## PROBLEM TO WORK ON
Counting only lines that hold "this", give the total and nothing more.

··· DATA SHOWN

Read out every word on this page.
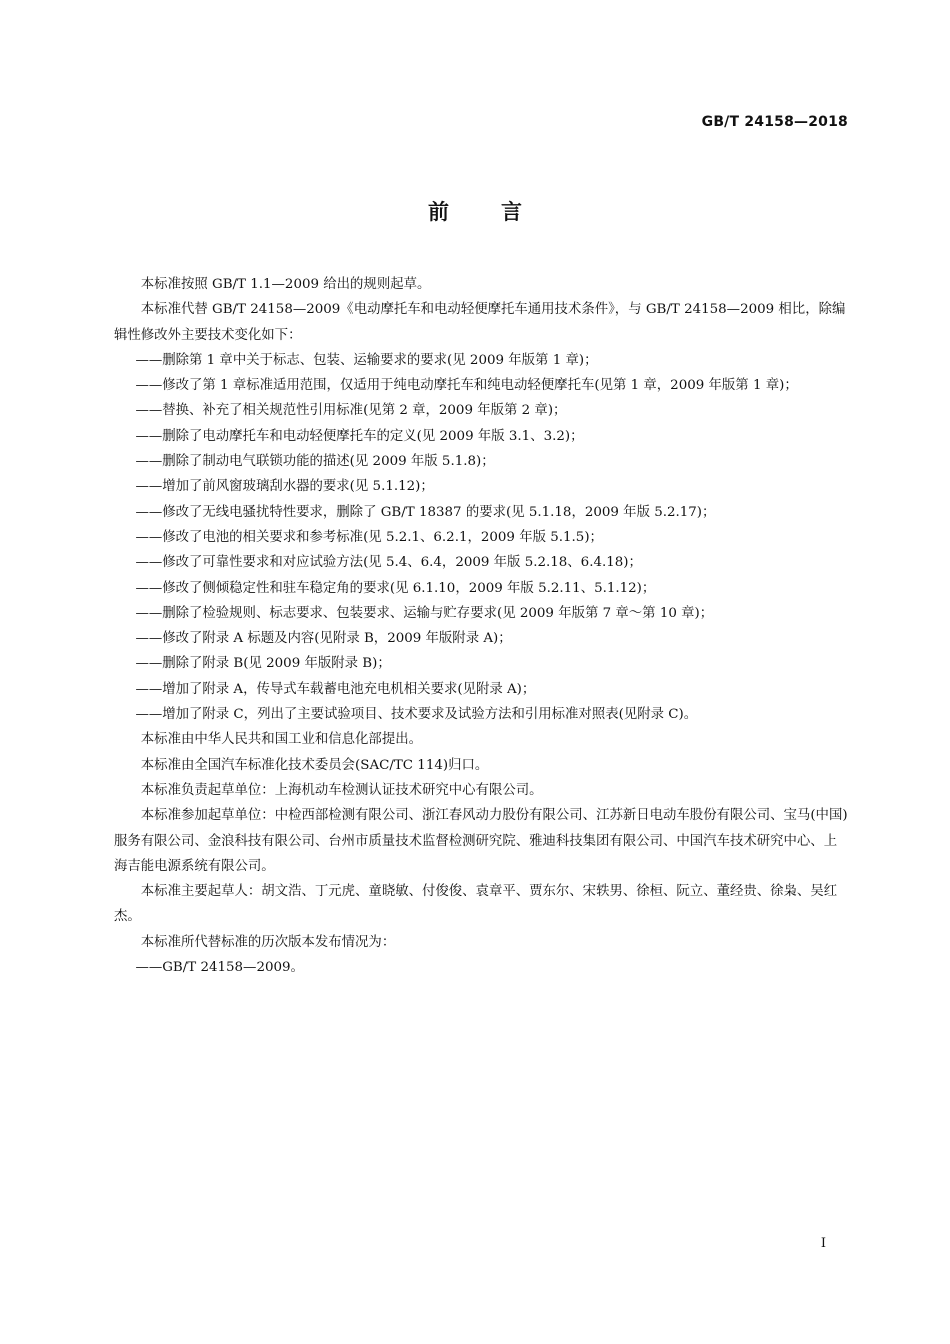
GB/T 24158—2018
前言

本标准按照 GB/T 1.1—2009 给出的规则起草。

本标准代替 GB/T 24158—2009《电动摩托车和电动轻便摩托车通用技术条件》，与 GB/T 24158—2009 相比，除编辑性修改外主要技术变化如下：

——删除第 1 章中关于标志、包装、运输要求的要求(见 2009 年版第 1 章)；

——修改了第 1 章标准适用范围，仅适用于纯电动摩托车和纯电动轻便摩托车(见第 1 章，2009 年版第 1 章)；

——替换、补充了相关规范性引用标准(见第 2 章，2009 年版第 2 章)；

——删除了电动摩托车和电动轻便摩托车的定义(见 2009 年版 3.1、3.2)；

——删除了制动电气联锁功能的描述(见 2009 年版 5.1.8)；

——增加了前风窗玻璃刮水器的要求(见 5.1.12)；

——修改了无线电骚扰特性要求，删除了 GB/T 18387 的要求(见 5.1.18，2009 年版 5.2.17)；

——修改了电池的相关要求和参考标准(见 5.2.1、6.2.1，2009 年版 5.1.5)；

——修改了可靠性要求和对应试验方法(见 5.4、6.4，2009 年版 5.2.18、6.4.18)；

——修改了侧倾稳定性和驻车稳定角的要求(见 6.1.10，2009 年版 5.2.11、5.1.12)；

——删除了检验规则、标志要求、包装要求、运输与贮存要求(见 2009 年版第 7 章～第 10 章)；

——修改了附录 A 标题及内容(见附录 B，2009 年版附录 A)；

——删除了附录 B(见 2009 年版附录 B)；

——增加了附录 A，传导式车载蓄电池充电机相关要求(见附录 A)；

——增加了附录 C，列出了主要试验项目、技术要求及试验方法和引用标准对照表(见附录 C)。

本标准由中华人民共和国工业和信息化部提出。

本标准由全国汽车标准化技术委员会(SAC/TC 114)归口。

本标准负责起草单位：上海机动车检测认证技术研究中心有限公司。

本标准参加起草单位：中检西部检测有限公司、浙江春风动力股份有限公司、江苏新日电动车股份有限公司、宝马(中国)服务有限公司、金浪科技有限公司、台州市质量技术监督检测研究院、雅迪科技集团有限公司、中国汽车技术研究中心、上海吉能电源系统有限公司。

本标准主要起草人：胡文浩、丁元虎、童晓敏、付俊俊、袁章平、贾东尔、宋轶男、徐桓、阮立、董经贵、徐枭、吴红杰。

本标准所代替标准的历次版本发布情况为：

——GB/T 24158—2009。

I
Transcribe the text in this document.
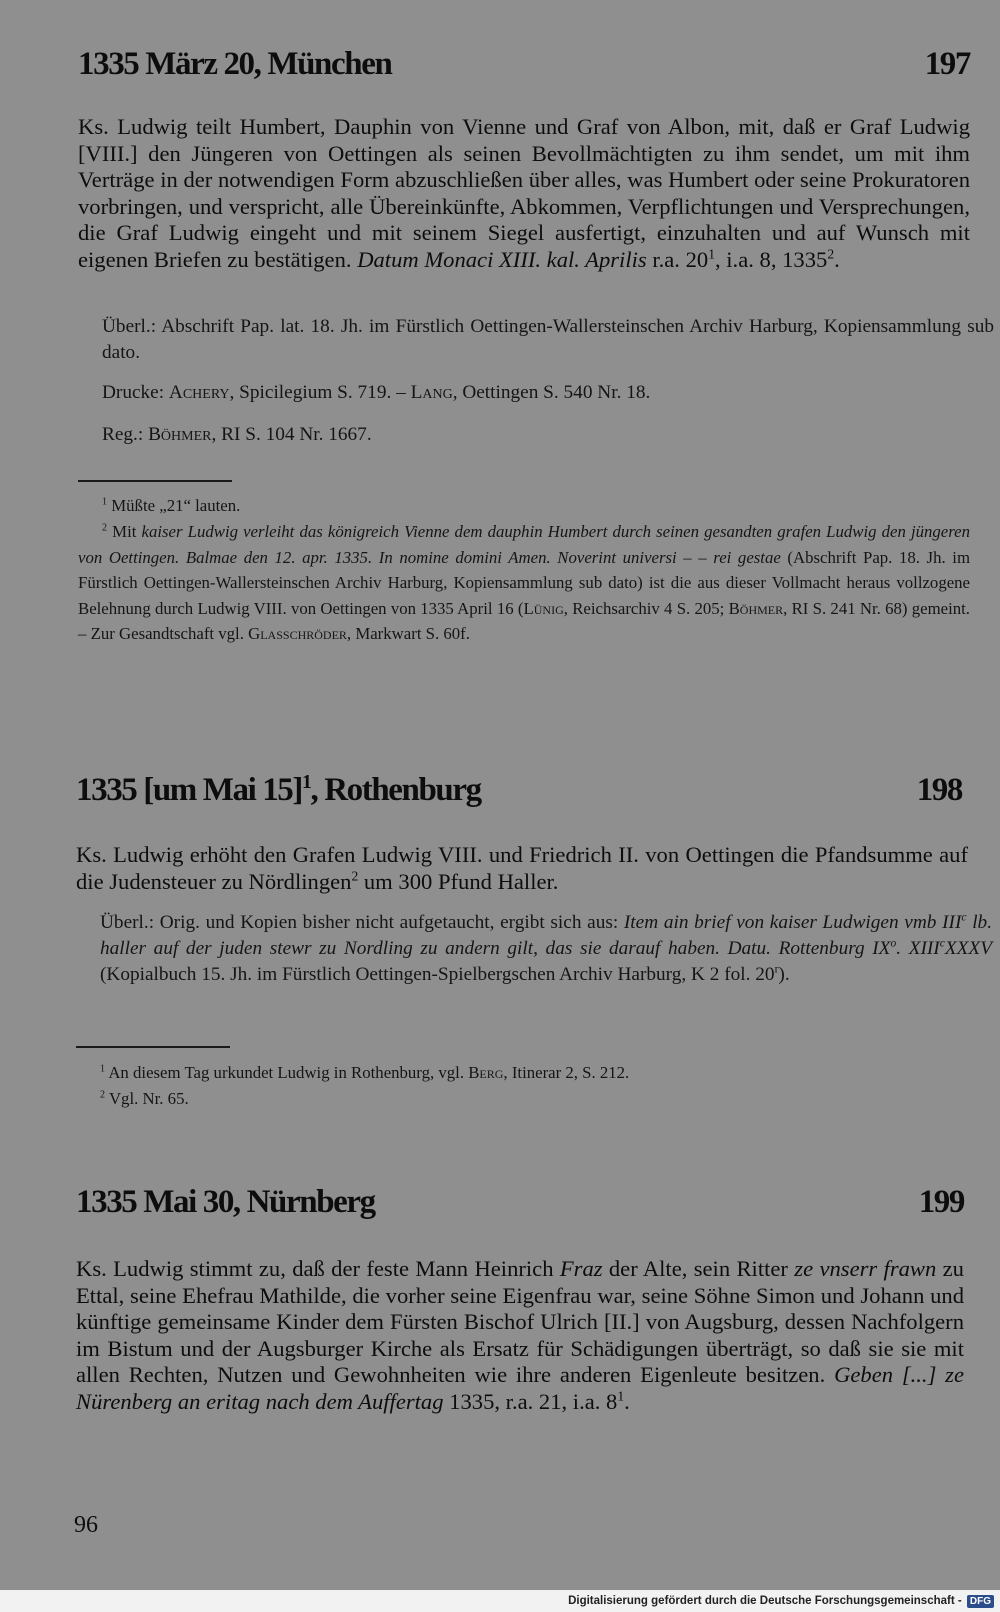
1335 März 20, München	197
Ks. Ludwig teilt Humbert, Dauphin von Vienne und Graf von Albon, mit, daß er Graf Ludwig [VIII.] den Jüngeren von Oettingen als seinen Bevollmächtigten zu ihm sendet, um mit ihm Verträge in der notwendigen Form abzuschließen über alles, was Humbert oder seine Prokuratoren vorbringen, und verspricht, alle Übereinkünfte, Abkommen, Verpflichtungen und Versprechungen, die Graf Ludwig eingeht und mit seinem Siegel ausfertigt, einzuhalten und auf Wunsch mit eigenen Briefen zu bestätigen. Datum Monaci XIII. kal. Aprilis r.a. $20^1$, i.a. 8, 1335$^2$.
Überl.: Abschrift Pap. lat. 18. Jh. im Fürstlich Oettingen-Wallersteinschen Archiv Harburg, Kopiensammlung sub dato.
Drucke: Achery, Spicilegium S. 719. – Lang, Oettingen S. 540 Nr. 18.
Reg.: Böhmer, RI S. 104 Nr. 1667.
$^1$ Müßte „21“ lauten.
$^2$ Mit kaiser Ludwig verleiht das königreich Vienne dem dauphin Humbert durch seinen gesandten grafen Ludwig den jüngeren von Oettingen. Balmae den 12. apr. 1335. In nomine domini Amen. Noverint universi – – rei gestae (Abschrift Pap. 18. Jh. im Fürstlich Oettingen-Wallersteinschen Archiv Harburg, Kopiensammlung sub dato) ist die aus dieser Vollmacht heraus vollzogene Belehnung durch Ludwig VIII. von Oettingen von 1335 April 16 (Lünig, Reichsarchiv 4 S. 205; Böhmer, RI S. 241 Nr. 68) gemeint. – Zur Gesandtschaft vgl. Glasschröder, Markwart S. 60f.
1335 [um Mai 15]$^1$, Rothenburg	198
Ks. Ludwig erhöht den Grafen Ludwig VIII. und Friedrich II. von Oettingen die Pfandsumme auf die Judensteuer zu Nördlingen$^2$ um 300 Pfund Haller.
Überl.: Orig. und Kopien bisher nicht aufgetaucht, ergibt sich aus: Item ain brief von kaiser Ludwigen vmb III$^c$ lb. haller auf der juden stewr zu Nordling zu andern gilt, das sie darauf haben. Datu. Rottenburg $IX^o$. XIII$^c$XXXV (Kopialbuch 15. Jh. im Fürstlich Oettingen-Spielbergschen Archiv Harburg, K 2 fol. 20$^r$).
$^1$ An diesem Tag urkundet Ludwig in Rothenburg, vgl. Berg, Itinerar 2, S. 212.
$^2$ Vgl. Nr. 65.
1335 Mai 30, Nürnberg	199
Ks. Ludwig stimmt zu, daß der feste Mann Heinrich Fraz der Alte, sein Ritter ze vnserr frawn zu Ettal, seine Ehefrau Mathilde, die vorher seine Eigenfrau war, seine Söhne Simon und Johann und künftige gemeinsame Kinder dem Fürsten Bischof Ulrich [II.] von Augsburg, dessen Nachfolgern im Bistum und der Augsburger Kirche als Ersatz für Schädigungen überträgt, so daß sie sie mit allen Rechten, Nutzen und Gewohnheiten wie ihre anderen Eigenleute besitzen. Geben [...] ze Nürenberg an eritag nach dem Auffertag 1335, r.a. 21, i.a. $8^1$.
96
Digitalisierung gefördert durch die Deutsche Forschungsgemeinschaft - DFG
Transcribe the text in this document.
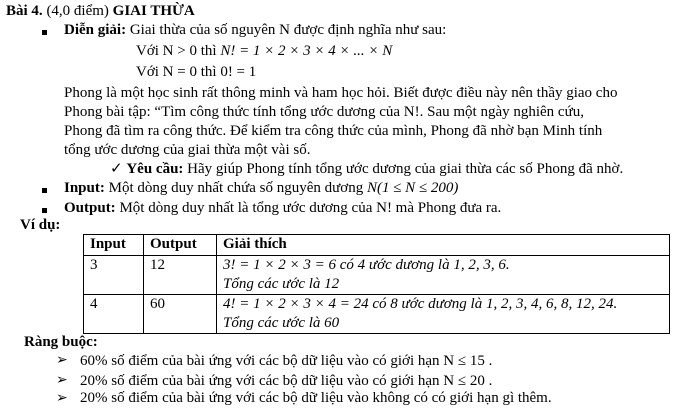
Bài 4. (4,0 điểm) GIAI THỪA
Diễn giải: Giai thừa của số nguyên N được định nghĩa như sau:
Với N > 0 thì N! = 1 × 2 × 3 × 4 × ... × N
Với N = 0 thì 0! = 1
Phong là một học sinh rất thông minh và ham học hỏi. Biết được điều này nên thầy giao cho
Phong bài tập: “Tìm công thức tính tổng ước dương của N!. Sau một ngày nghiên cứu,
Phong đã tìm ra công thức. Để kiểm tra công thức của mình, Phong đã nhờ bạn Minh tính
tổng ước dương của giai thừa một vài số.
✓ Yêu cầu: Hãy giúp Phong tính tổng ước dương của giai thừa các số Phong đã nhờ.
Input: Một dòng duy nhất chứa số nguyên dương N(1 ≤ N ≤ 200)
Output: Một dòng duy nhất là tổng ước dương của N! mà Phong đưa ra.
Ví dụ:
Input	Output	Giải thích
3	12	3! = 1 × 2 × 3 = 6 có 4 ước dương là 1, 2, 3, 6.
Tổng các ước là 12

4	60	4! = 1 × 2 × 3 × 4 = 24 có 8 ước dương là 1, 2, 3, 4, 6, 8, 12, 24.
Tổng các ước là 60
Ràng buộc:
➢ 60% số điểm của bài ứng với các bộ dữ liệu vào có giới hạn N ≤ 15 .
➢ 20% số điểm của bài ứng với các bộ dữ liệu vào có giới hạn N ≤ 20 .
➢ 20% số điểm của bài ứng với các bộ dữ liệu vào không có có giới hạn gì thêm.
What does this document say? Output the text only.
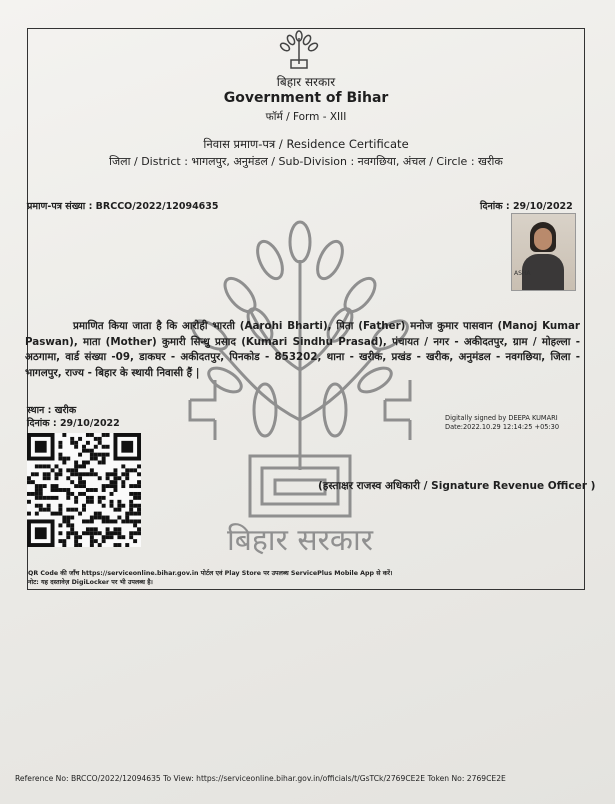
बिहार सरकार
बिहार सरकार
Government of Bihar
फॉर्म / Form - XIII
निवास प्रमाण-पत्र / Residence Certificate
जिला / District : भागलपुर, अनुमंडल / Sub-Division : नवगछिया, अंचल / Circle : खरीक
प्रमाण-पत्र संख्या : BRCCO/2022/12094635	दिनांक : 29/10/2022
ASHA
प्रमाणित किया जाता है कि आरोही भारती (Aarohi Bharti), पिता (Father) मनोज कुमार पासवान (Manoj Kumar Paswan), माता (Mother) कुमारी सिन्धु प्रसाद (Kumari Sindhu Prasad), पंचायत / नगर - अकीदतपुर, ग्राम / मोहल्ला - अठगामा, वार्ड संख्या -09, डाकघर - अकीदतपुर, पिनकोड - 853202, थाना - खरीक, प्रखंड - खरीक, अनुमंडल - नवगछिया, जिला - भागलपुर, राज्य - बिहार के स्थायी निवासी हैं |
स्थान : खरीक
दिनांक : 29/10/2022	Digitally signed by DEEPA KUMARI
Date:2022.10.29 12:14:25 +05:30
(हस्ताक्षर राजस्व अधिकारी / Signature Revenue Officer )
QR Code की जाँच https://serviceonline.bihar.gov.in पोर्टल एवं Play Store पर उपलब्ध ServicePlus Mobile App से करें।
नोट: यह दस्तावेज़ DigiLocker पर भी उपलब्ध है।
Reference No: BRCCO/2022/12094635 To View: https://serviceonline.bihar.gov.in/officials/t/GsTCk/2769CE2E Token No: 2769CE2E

······

## ANSWER TO THE EXERCISE
4